> STATED EXERCISE
Return the whole listing exactly as it stands.

start ENTRIES SUPPLIED

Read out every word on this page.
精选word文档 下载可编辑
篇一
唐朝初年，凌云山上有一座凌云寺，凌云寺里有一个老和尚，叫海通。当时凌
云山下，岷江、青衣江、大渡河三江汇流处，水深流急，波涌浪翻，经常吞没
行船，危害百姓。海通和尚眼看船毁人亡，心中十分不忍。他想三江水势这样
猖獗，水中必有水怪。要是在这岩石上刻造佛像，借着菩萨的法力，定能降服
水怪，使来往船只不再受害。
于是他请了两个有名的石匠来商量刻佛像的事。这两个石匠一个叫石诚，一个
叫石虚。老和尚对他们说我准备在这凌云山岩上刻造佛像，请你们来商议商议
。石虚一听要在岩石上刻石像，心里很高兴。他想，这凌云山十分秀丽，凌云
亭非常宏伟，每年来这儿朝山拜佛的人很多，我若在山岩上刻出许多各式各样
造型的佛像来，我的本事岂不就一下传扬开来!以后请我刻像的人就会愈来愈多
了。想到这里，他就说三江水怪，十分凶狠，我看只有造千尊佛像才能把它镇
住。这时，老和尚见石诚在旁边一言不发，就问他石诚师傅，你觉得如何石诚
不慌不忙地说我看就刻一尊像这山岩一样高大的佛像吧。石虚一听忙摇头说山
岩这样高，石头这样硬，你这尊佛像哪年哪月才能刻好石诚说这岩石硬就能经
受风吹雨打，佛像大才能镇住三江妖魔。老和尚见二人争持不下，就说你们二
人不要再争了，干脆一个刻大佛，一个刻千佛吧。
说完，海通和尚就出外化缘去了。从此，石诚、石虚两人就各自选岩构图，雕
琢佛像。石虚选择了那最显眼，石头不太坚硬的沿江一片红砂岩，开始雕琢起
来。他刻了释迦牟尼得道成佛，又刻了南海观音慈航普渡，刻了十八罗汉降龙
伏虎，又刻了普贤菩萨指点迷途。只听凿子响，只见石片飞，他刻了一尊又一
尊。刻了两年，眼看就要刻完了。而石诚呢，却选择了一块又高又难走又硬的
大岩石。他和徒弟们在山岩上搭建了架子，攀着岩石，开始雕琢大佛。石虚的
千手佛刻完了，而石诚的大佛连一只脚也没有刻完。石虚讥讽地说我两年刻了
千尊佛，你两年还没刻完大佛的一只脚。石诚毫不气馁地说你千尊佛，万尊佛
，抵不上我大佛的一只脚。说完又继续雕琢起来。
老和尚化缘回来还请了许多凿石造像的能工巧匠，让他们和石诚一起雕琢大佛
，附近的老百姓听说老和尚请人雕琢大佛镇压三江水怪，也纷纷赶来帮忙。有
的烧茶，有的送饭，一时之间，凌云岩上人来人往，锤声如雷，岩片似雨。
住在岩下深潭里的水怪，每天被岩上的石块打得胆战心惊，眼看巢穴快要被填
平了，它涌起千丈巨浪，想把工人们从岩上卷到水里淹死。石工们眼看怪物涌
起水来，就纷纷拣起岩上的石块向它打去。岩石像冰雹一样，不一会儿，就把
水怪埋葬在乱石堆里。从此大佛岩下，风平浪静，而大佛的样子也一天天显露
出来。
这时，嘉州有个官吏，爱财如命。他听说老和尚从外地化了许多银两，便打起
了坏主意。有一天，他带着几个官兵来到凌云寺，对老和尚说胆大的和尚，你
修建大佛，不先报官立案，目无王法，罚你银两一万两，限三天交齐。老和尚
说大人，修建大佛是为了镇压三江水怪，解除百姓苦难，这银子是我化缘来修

end ENTRIES SUPPLIED

> EXERCISE SOLUTION
Read out every word on this page.
精选word文档 下载可编辑
篇一
唐朝初年，凌云山上有一座凌云寺，凌云寺里有一个老和尚，叫海通。当时凌
云山下，岷江、青衣江、大渡河三江汇流处，水深流急，波涌浪翻，经常吞没
行船，危害百姓。海通和尚眼看船毁人亡，心中十分不忍。他想三江水势这样
猖獗，水中必有水怪。要是在这岩石上刻造佛像，借着菩萨的法力，定能降服
水怪，使来往船只不再受害。
于是他请了两个有名的石匠来商量刻佛像的事。这两个石匠一个叫石诚，一个
叫石虚。老和尚对他们说我准备在这凌云山岩上刻造佛像，请你们来商议商议
。石虚一听要在岩石上刻石像，心里很高兴。他想，这凌云山十分秀丽，凌云
亭非常宏伟，每年来这儿朝山拜佛的人很多，我若在山岩上刻出许多各式各样
造型的佛像来，我的本事岂不就一下传扬开来!以后请我刻像的人就会愈来愈多
了。想到这里，他就说三江水怪，十分凶狠，我看只有造千尊佛像才能把它镇
住。这时，老和尚见石诚在旁边一言不发，就问他石诚师傅，你觉得如何石诚
不慌不忙地说我看就刻一尊像这山岩一样高大的佛像吧。石虚一听忙摇头说山
岩这样高，石头这样硬，你这尊佛像哪年哪月才能刻好石诚说这岩石硬就能经
受风吹雨打，佛像大才能镇住三江妖魔。老和尚见二人争持不下，就说你们二
人不要再争了，干脆一个刻大佛，一个刻千佛吧。
说完，海通和尚就出外化缘去了。从此，石诚、石虚两人就各自选岩构图，雕
琢佛像。石虚选择了那最显眼，石头不太坚硬的沿江一片红砂岩，开始雕琢起
来。他刻了释迦牟尼得道成佛，又刻了南海观音慈航普渡，刻了十八罗汉降龙
伏虎，又刻了普贤菩萨指点迷途。只听凿子响，只见石片飞，他刻了一尊又一
尊。刻了两年，眼看就要刻完了。而石诚呢，却选择了一块又高又难走又硬的
大岩石。他和徒弟们在山岩上搭建了架子，攀着岩石，开始雕琢大佛。石虚的
千手佛刻完了，而石诚的大佛连一只脚也没有刻完。石虚讥讽地说我两年刻了
千尊佛，你两年还没刻完大佛的一只脚。石诚毫不气馁地说你千尊佛，万尊佛
，抵不上我大佛的一只脚。说完又继续雕琢起来。
老和尚化缘回来还请了许多凿石造像的能工巧匠，让他们和石诚一起雕琢大佛
，附近的老百姓听说老和尚请人雕琢大佛镇压三江水怪，也纷纷赶来帮忙。有
的烧茶，有的送饭，一时之间，凌云岩上人来人往，锤声如雷，岩片似雨。
住在岩下深潭里的水怪，每天被岩上的石块打得胆战心惊，眼看巢穴快要被填
平了，它涌起千丈巨浪，想把工人们从岩上卷到水里淹死。石工们眼看怪物涌
起水来，就纷纷拣起岩上的石块向它打去。岩石像冰雹一样，不一会儿，就把
水怪埋葬在乱石堆里。从此大佛岩下，风平浪静，而大佛的样子也一天天显露
出来。
这时，嘉州有个官吏，爱财如命。他听说老和尚从外地化了许多银两，便打起
了坏主意。有一天，他带着几个官兵来到凌云寺，对老和尚说胆大的和尚，你
修建大佛，不先报官立案，目无王法，罚你银两一万两，限三天交齐。老和尚
说大人，修建大佛是为了镇压三江水怪，解除百姓苦难，这银子是我化缘来修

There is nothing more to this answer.